-- START THE RECORDS --
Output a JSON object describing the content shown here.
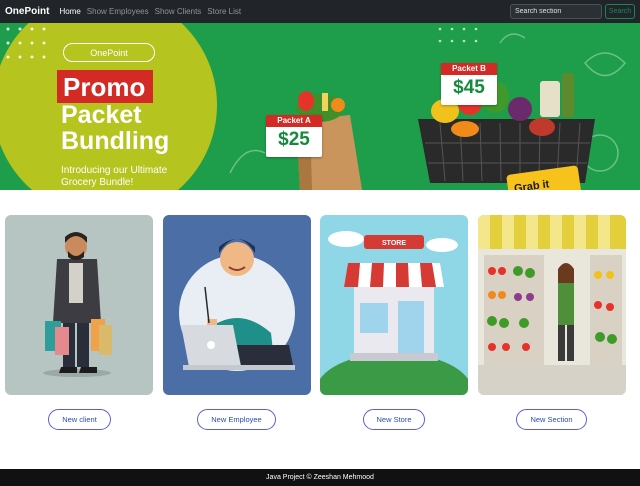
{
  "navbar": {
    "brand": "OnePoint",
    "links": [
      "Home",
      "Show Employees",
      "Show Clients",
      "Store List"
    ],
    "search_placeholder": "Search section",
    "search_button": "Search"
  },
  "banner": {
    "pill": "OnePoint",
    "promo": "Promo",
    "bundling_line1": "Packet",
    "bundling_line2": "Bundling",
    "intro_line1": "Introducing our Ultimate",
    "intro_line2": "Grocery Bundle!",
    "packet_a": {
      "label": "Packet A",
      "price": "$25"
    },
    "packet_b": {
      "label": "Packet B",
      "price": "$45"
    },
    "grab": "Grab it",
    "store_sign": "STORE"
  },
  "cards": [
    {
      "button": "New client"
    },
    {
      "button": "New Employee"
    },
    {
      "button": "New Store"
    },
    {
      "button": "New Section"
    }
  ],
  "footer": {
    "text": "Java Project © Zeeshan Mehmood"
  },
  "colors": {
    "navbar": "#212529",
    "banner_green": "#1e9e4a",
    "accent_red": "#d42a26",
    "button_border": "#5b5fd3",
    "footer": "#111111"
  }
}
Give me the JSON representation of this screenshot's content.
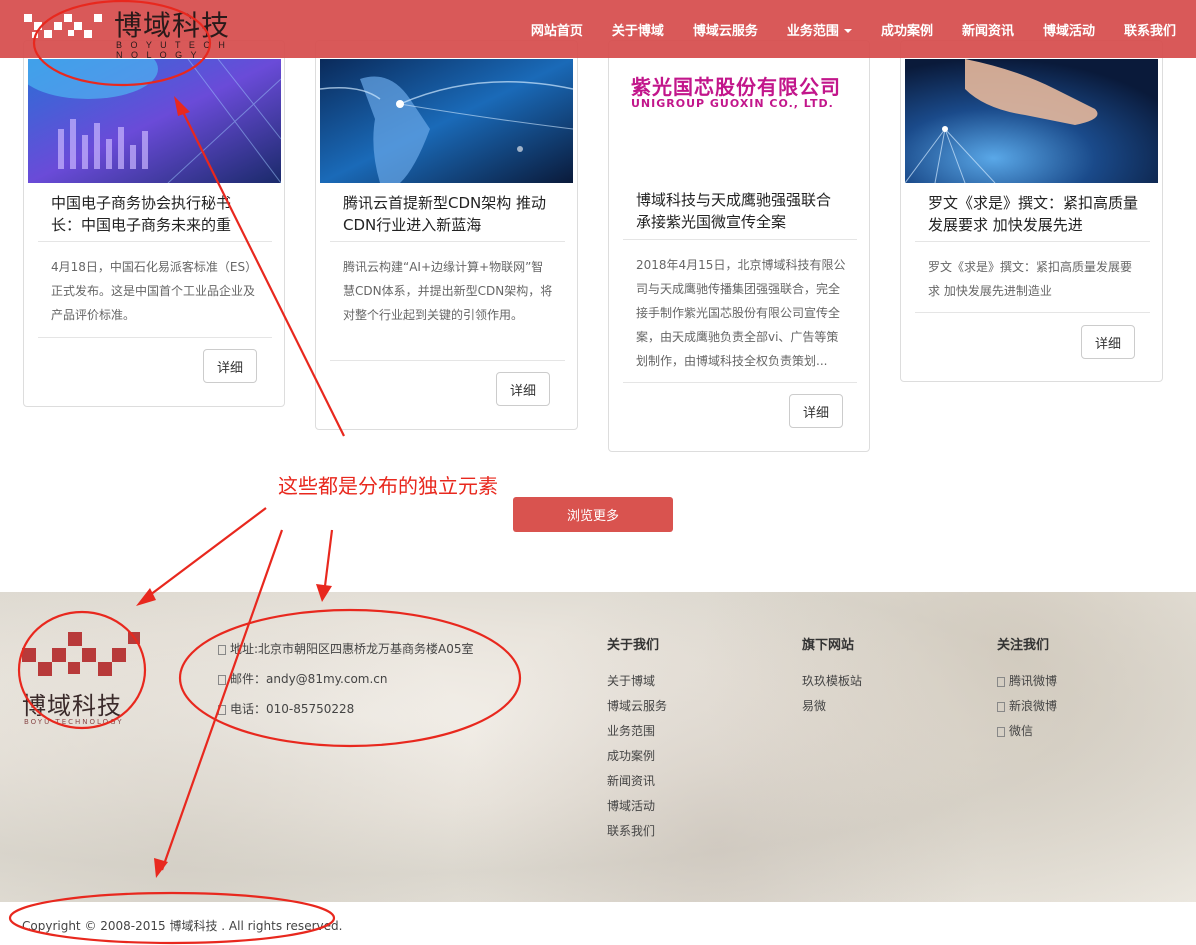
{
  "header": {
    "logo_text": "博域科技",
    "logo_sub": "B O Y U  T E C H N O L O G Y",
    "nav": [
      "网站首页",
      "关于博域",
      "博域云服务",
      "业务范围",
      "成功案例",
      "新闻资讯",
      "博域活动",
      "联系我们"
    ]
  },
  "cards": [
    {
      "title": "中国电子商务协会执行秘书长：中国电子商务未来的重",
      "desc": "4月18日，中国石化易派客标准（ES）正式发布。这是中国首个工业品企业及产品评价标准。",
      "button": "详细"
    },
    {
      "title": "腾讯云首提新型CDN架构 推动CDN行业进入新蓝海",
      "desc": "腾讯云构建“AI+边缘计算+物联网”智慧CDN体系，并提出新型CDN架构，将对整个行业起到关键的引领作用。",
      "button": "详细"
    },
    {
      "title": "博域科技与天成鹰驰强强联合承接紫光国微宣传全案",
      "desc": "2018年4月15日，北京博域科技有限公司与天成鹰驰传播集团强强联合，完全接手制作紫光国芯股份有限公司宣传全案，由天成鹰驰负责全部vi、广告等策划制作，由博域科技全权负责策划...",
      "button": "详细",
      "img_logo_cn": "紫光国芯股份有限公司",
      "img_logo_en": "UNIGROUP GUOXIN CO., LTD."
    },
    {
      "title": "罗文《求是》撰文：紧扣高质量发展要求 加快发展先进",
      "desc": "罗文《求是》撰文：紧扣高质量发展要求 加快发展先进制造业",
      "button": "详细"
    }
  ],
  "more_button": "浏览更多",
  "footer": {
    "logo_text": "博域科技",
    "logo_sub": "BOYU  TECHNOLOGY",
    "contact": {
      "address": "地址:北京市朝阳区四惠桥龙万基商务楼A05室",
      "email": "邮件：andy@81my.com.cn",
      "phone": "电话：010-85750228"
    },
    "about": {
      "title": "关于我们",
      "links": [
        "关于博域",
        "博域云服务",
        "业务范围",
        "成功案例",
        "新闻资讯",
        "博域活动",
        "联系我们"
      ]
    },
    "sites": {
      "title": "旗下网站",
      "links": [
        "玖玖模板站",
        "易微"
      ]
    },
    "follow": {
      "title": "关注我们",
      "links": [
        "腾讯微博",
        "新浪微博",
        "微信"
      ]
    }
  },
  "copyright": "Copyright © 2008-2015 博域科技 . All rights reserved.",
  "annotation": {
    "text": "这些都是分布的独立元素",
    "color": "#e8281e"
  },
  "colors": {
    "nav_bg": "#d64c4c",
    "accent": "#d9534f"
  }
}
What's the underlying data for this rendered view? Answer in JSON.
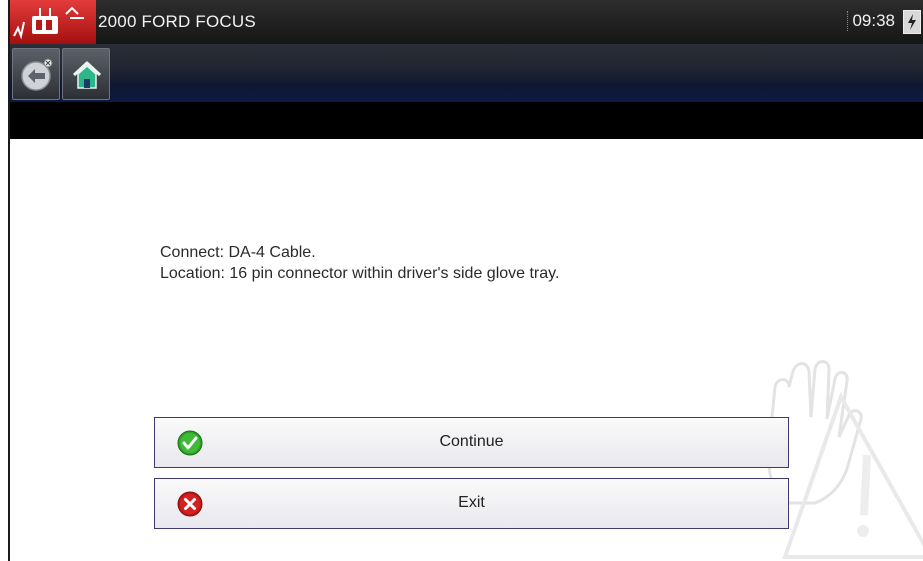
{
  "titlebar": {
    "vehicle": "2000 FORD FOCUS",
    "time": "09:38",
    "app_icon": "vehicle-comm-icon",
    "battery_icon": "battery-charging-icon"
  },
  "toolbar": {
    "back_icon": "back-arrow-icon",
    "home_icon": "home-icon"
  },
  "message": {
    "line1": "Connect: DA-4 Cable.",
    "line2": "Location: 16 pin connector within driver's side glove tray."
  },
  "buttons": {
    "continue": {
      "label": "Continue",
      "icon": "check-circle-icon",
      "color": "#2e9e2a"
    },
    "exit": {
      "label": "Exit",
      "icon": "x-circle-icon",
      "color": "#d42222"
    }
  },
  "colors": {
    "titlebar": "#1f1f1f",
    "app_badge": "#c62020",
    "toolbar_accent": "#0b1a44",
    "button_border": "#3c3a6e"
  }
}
-- END THE RECORDS --
-- START THE RECORDS --
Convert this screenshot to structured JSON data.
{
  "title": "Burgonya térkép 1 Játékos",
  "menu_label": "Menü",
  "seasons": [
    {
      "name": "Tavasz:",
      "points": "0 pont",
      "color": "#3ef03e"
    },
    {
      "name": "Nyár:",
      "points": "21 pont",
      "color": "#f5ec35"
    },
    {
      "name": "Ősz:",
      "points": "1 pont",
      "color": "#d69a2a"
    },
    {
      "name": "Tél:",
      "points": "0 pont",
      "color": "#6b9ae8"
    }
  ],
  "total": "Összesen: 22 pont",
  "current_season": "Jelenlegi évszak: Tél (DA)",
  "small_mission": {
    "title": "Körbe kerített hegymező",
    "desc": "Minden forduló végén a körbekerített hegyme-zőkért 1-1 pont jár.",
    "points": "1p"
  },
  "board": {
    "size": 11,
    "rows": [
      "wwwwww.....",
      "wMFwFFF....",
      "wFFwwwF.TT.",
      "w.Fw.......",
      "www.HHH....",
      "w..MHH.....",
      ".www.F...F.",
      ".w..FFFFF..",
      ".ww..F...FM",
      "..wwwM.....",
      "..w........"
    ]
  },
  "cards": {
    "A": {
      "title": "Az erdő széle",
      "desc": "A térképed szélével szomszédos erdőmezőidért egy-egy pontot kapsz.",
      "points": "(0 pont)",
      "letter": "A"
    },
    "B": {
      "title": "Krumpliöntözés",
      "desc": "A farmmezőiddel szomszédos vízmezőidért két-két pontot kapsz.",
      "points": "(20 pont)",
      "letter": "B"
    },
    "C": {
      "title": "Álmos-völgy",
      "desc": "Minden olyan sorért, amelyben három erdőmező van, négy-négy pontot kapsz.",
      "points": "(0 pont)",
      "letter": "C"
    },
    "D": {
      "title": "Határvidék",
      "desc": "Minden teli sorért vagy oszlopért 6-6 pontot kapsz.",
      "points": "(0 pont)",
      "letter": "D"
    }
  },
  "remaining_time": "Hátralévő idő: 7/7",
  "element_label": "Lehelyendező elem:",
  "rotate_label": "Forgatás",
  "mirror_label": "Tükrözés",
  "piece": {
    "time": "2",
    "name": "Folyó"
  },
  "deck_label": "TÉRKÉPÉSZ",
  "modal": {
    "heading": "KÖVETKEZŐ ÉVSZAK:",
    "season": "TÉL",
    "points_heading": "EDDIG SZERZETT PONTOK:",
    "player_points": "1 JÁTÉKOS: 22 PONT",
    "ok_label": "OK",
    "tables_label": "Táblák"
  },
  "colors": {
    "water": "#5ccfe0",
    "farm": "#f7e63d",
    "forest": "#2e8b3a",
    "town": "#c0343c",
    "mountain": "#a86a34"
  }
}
-- END THE RECORDS --
[TASK GOAL]
Give the count of lines in the records that contain "screenshot", and no other text.

[FINAL RESULT]
2